## WHAT YOU SHOULD DO
Output all the material that follows, exactly as given.

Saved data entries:

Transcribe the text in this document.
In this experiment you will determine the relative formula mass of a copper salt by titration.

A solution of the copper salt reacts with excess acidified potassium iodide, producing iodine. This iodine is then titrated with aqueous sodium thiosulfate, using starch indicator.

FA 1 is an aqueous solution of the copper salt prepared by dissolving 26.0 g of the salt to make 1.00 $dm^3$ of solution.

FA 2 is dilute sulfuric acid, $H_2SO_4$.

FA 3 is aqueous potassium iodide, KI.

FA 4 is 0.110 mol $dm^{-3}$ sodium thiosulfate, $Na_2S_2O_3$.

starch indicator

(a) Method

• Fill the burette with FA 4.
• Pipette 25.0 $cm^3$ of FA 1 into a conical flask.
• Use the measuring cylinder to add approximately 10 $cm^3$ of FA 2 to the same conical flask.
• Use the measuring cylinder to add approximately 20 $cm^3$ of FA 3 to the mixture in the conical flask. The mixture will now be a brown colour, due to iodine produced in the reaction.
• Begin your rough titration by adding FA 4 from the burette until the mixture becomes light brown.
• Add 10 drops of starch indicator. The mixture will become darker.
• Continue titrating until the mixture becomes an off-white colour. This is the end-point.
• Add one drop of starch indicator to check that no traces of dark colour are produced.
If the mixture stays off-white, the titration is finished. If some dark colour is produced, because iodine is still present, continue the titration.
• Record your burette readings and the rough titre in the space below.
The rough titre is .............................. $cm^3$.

## SOLUTION
Transcribe the text in this document.
In this experiment you will determine the relative formula mass of a copper salt by titration.

A solution of the copper salt reacts with excess acidified potassium iodide, producing iodine. This iodine is then titrated with aqueous sodium thiosulfate, using starch indicator.

FA 1 is an aqueous solution of the copper salt prepared by dissolving 26.0 g of the salt to make 1.00 $dm^3$ of solution.

FA 2 is dilute sulfuric acid, $H_2SO_4$.

FA 3 is aqueous potassium iodide, KI.

FA 4 is 0.110 mol $dm^{-3}$ sodium thiosulfate, $Na_2S_2O_3$.

starch indicator

(a) Method

• Fill the burette with FA 4.
• Pipette 25.0 $cm^3$ of FA 1 into a conical flask.
• Use the measuring cylinder to add approximately 10 $cm^3$ of FA 2 to the same conical flask.
• Use the measuring cylinder to add approximately 20 $cm^3$ of FA 3 to the mixture in the conical flask. The mixture will now be a brown colour, due to iodine produced in the reaction.
• Begin your rough titration by adding FA 4 from the burette until the mixture becomes light brown.
• Add 10 drops of starch indicator. The mixture will become darker.
• Continue titrating until the mixture becomes an off-white colour. This is the end-point.
• Add one drop of starch indicator to check that no traces of dark colour are produced.
If the mixture stays off-white, the titration is finished. If some dark colour is produced, because iodine is still present, continue the titration.
• Record your burette readings and the rough titre in the space below.
The rough titre is .............................. $cm^3$.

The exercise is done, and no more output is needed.